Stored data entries
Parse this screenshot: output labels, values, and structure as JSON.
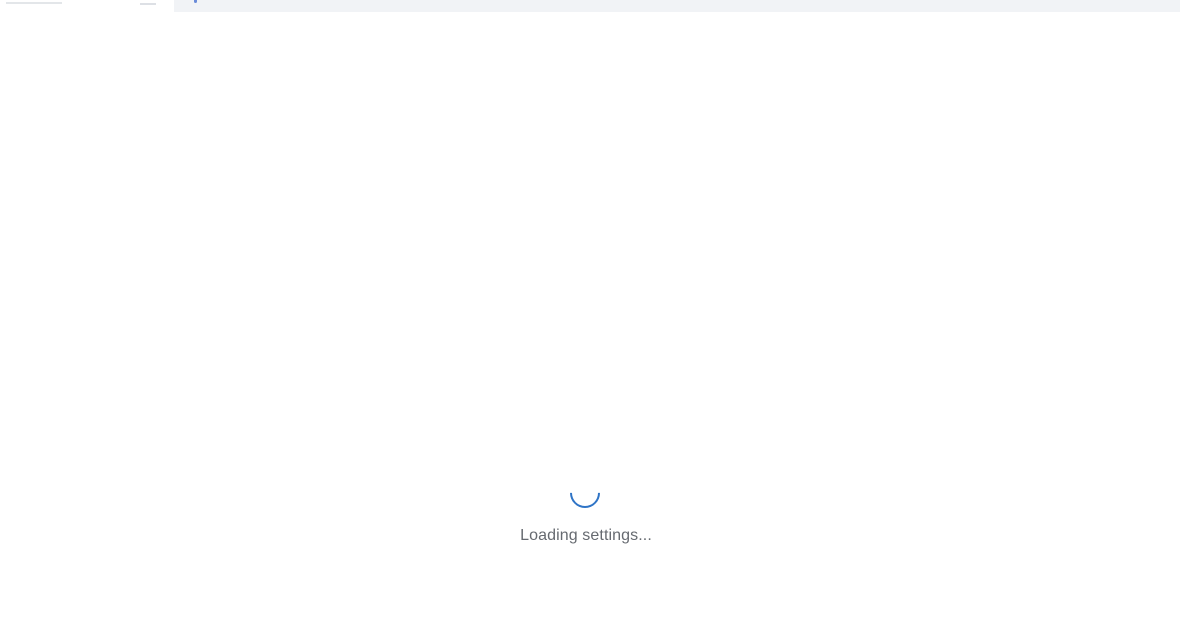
{
  "loading": {
    "message": "Loading settings..."
  },
  "colors": {
    "spinner": "#2f74c6",
    "header_bg": "#f1f3f6",
    "text": "#666a70"
  },
  "icons": {
    "spinner": "loading-spinner-icon"
  }
}
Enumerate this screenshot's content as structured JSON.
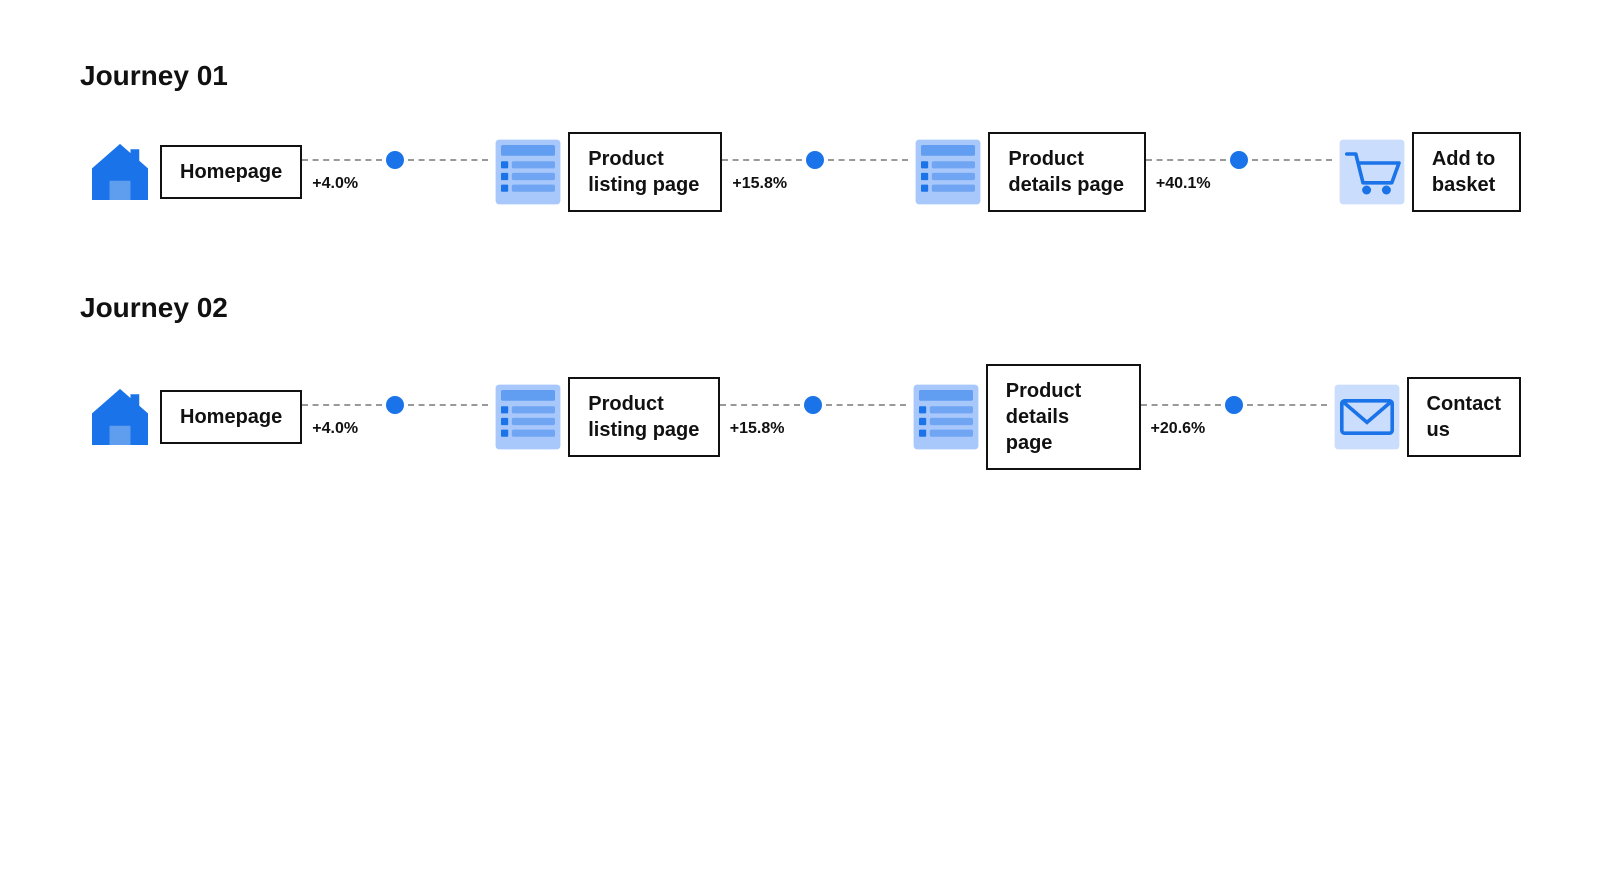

Given request: Restate the data above word for word. Do not include the images.

Exercise response:
Parse this screenshot: output labels, values, and structure as JSON.
{
  "loading": {
    "message": "Loading settings..."
  },
  "colors": {
    "spinner": "#2f74c6",
    "header_bg": "#f1f3f6",
    "text": "#666a70"
  },
  "icons": {
    "spinner": "loading-spinner-icon"
  }
}
Enumerate this screenshot's content as structured JSON.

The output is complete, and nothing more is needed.